## GOAL
List each line in which the string "Prediction" appears.

## LISTING
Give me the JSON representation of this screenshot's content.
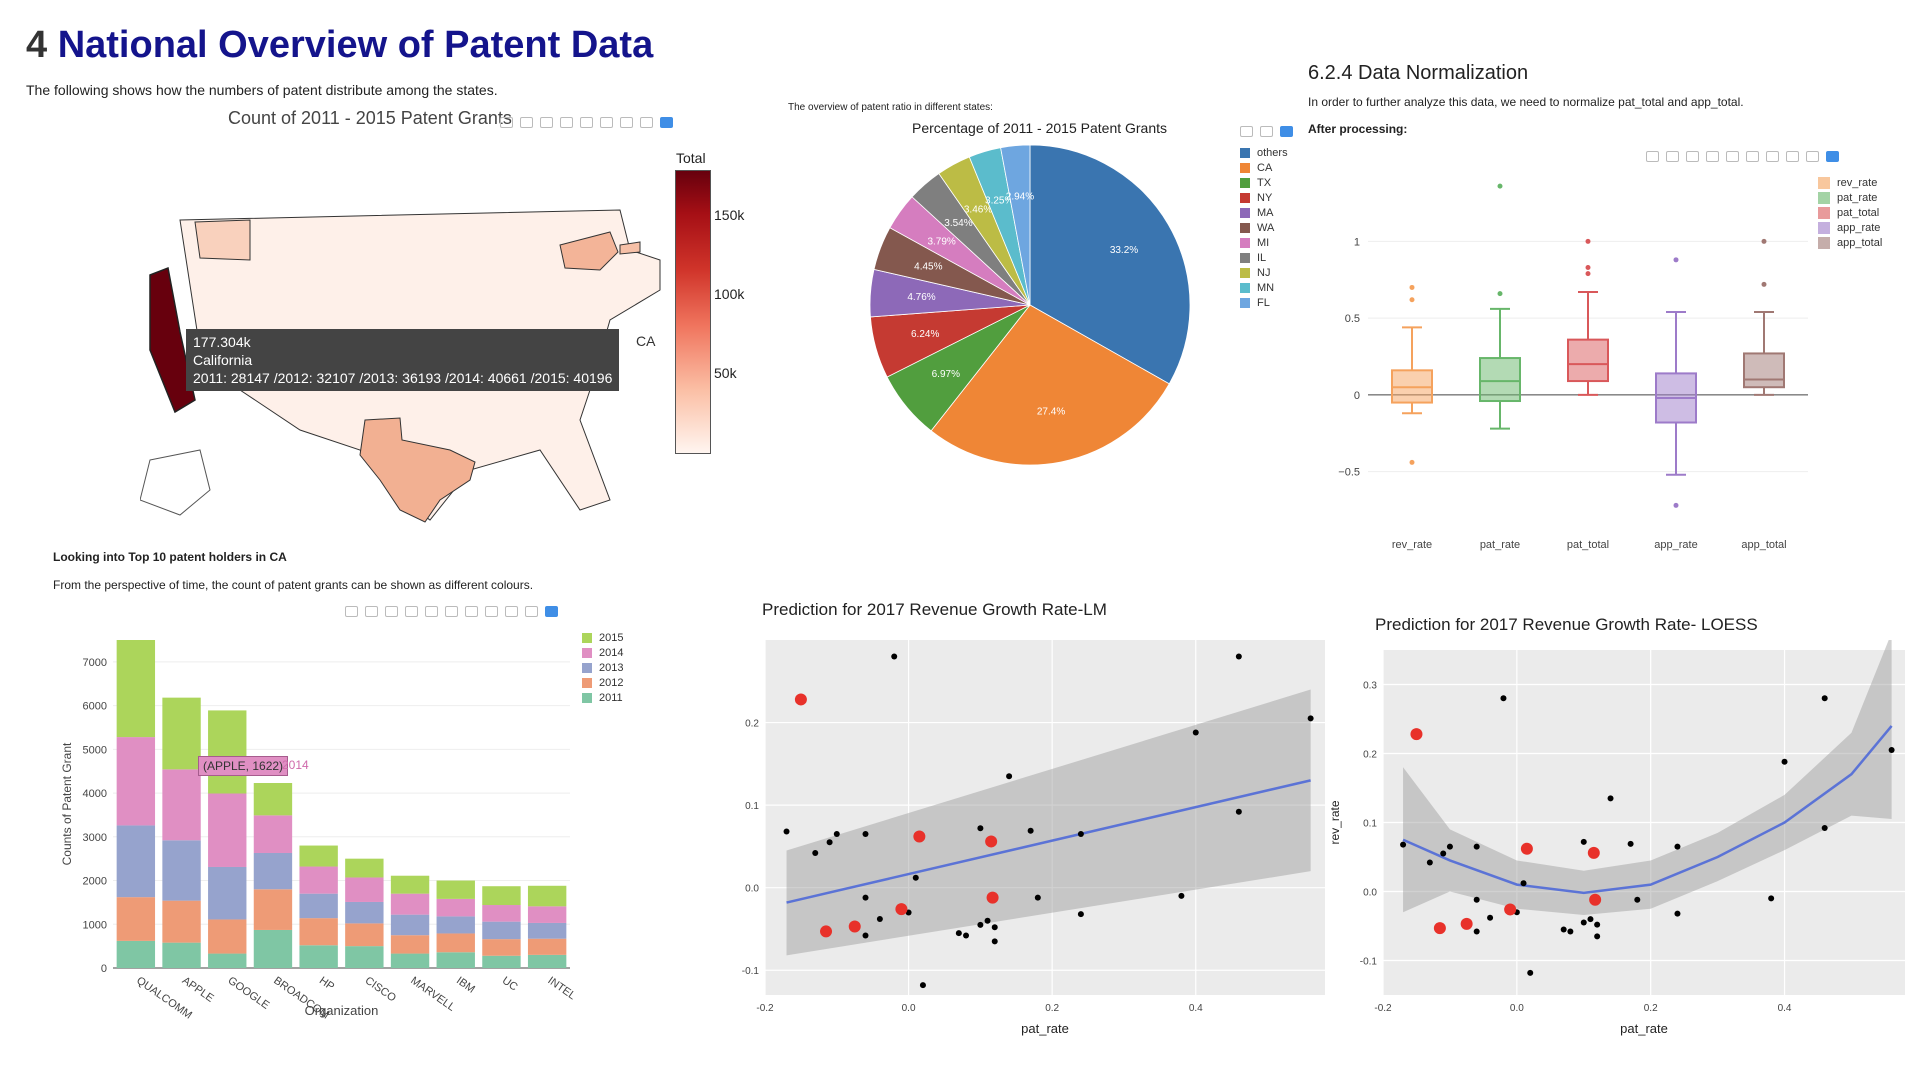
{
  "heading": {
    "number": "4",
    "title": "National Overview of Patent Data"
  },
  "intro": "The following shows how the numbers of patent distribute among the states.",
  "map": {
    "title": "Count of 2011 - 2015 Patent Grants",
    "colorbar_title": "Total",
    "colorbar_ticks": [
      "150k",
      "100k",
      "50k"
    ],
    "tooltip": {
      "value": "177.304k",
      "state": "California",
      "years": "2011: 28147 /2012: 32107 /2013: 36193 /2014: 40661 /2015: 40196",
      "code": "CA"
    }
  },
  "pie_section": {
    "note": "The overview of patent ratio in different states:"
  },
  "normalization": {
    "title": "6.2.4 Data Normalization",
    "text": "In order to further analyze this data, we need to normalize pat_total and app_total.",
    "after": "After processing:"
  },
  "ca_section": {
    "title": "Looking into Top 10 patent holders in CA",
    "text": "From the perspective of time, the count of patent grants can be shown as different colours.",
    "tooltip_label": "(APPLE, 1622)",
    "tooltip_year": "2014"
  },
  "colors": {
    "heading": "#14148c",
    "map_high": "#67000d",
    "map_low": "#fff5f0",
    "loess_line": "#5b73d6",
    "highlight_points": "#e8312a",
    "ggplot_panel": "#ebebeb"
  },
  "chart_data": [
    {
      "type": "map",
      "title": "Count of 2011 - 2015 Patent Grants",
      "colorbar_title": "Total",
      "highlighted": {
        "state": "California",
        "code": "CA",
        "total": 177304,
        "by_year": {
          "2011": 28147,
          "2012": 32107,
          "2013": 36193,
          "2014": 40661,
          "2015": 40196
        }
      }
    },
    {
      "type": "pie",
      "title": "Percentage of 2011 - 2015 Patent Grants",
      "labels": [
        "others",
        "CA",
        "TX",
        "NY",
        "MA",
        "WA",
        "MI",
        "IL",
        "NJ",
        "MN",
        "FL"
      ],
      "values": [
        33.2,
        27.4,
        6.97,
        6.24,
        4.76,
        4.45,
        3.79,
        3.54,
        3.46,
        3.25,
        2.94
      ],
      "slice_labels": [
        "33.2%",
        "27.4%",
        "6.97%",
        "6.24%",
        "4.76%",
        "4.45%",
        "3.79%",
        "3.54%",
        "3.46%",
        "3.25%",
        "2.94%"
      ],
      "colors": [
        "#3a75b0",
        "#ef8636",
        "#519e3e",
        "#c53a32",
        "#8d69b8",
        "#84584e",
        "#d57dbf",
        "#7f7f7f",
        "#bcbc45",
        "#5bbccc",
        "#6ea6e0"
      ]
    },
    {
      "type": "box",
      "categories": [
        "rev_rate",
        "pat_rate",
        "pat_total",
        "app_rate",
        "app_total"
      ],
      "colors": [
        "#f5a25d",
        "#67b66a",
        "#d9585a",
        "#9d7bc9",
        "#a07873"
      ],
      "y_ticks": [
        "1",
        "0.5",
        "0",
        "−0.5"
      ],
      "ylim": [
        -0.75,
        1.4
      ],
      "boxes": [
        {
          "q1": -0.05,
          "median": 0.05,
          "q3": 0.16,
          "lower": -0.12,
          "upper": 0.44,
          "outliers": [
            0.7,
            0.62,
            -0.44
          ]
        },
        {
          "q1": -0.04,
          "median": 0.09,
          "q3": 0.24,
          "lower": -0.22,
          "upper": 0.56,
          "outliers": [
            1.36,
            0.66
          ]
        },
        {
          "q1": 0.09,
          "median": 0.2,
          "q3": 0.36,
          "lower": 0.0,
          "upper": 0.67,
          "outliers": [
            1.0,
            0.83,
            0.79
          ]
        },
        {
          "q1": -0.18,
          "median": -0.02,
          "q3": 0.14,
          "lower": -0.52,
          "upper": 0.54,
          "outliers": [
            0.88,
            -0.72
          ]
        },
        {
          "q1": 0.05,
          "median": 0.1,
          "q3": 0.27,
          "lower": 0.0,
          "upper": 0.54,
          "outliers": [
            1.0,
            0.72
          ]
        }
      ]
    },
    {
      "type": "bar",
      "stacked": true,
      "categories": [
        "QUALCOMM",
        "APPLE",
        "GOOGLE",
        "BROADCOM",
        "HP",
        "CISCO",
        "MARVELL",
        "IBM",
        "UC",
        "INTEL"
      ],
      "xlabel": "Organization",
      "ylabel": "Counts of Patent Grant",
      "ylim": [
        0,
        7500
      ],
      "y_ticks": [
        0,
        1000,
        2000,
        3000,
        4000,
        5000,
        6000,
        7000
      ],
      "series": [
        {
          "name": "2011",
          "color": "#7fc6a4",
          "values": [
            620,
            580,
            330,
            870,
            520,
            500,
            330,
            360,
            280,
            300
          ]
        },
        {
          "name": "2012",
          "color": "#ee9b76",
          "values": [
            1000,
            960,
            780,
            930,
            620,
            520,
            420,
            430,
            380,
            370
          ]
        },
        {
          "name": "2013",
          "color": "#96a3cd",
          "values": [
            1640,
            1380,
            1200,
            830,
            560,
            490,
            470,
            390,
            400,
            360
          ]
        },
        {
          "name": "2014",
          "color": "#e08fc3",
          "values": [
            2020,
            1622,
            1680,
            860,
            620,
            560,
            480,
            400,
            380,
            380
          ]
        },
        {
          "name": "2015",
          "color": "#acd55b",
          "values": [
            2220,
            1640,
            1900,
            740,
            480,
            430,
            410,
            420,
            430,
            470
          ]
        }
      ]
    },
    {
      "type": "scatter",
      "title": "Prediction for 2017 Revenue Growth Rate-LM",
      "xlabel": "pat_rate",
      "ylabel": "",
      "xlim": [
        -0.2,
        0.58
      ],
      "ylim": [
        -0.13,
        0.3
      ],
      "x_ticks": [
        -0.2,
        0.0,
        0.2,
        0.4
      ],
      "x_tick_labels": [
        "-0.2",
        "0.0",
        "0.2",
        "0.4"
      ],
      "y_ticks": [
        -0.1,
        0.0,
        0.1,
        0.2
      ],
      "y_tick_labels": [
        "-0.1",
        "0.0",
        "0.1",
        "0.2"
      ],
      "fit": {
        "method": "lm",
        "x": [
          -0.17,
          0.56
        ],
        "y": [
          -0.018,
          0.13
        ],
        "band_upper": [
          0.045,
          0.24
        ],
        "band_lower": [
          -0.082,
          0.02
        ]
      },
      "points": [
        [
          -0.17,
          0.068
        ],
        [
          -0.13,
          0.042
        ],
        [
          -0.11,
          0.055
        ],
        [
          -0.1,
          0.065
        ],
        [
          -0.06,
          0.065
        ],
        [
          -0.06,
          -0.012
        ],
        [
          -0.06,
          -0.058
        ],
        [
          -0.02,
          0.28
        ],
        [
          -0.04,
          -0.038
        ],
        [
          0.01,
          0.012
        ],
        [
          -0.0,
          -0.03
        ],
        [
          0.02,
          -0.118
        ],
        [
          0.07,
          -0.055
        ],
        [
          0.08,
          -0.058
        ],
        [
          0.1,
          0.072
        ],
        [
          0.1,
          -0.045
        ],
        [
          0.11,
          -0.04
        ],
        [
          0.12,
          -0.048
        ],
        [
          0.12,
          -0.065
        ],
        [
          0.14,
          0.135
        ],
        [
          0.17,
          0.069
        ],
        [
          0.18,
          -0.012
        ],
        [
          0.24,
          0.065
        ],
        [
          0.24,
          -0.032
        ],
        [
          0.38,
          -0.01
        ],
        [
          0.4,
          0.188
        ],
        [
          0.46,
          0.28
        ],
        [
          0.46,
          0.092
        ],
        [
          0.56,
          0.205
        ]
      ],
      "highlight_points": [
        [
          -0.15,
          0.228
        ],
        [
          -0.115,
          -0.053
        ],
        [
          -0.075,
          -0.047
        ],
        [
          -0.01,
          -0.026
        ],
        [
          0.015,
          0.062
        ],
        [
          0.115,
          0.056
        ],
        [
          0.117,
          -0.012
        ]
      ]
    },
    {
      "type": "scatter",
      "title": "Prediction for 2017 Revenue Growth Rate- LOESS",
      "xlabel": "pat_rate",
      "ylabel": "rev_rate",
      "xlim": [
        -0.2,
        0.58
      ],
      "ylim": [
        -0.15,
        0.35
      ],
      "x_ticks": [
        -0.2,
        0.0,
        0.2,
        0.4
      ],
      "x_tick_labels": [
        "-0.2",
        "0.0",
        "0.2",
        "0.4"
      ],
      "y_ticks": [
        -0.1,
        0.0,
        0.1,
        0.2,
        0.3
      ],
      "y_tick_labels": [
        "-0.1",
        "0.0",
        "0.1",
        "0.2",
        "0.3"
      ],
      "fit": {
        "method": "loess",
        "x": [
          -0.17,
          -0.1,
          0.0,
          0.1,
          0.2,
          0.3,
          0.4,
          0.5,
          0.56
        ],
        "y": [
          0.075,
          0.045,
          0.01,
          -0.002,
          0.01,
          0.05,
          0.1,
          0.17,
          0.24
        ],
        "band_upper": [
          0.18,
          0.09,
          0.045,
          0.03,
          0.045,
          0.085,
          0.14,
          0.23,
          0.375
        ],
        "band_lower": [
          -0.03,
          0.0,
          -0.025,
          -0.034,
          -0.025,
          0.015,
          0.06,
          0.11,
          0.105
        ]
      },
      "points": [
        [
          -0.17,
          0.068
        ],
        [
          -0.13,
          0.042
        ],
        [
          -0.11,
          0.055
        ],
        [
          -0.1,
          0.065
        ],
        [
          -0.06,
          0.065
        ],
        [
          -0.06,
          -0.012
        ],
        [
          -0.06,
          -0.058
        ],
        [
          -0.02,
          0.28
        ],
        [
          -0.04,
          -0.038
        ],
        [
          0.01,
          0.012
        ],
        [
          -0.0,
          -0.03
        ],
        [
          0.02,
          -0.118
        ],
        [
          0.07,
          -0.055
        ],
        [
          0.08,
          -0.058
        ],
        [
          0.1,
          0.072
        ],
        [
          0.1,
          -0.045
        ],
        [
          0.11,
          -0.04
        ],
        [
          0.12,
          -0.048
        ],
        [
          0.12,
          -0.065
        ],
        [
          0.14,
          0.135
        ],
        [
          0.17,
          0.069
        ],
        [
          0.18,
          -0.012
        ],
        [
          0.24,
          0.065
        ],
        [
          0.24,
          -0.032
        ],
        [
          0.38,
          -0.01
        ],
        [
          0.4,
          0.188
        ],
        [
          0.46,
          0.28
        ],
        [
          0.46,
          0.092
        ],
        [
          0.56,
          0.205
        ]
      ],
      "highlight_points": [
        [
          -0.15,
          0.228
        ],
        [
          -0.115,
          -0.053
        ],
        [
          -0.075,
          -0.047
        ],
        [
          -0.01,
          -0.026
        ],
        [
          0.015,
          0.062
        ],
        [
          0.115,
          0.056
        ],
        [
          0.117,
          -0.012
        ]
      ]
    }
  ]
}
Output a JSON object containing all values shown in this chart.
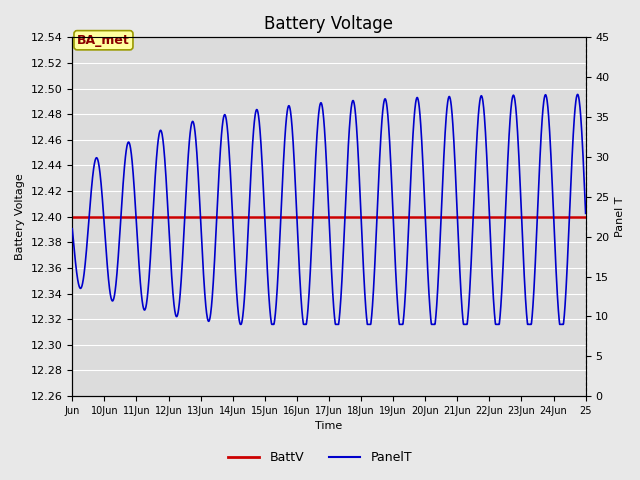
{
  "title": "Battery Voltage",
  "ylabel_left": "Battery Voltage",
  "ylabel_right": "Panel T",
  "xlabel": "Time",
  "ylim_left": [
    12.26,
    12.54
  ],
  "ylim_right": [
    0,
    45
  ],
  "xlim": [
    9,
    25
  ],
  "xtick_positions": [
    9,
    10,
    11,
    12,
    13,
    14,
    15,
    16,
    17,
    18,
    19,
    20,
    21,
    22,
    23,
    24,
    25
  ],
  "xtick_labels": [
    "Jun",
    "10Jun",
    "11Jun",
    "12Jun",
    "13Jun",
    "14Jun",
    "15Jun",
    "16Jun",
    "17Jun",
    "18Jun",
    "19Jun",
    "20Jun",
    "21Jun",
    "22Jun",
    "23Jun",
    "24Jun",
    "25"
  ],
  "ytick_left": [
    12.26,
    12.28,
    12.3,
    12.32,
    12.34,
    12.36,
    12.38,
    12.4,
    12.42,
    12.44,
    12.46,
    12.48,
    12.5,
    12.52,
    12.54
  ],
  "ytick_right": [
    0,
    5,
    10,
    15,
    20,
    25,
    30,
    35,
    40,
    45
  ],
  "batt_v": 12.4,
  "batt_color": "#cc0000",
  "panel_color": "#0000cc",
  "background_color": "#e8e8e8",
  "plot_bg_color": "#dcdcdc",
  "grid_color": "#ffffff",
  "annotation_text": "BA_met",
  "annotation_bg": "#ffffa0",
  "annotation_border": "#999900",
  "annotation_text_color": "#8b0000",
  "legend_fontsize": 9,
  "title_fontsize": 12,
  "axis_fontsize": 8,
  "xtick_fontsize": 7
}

## FULL RESPONSE
      "title": "Prediction for 2017 Revenue Growth Rate-LM",
      "title": "Prediction for 2017 Revenue Growth Rate- LOESS",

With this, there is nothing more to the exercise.